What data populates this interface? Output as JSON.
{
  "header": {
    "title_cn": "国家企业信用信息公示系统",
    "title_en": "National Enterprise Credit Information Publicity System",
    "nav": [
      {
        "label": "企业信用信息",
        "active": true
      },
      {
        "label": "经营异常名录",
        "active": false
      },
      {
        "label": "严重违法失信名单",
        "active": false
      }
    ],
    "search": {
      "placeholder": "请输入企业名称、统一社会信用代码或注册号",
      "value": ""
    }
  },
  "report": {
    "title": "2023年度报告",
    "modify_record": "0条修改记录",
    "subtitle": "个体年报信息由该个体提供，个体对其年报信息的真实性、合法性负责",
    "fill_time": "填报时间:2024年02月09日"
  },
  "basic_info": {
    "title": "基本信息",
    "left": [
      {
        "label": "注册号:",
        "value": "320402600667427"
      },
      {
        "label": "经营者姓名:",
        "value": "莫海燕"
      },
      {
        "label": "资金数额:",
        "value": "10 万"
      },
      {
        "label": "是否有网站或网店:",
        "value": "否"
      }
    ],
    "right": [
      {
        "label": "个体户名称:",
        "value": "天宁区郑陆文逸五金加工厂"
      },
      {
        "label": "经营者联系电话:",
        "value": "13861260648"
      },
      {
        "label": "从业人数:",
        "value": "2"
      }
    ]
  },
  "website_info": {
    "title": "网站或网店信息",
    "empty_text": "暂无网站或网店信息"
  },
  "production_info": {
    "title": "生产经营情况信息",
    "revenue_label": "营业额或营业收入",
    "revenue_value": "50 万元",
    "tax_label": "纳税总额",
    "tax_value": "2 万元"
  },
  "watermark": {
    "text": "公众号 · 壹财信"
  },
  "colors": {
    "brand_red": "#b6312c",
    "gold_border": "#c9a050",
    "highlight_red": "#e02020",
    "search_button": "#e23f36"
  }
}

----

> [Directions for this task] Send back all of the entries exactly, with nothing missing.

> [Task output]
What data populates this interface? Output as JSON.
{
  "header": {
    "title_cn": "国家企业信用信息公示系统",
    "title_en": "National Enterprise Credit Information Publicity System",
    "nav": [
      {
        "label": "企业信用信息",
        "active": true
      },
      {
        "label": "经营异常名录",
        "active": false
      },
      {
        "label": "严重违法失信名单",
        "active": false
      }
    ],
    "search": {
      "placeholder": "请输入企业名称、统一社会信用代码或注册号",
      "value": ""
    }
  },
  "report": {
    "title": "2023年度报告",
    "modify_record": "0条修改记录",
    "subtitle": "个体年报信息由该个体提供，个体对其年报信息的真实性、合法性负责",
    "fill_time": "填报时间:2024年02月09日"
  },
  "basic_info": {
    "title": "基本信息",
    "left": [
      {
        "label": "注册号:",
        "value": "320402600667427"
      },
      {
        "label": "经营者姓名:",
        "value": "莫海燕"
      },
      {
        "label": "资金数额:",
        "value": "10 万"
      },
      {
        "label": "是否有网站或网店:",
        "value": "否"
      }
    ],
    "right": [
      {
        "label": "个体户名称:",
        "value": "天宁区郑陆文逸五金加工厂"
      },
      {
        "label": "经营者联系电话:",
        "value": "13861260648"
      },
      {
        "label": "从业人数:",
        "value": "2"
      }
    ]
  },
  "website_info": {
    "title": "网站或网店信息",
    "empty_text": "暂无网站或网店信息"
  },
  "production_info": {
    "title": "生产经营情况信息",
    "revenue_label": "营业额或营业收入",
    "revenue_value": "50 万元",
    "tax_label": "纳税总额",
    "tax_value": "2 万元"
  },
  "watermark": {
    "text": "公众号 · 壹财信"
  },
  "colors": {
    "brand_red": "#b6312c",
    "gold_border": "#c9a050",
    "highlight_red": "#e02020",
    "search_button": "#e23f36"
  }
}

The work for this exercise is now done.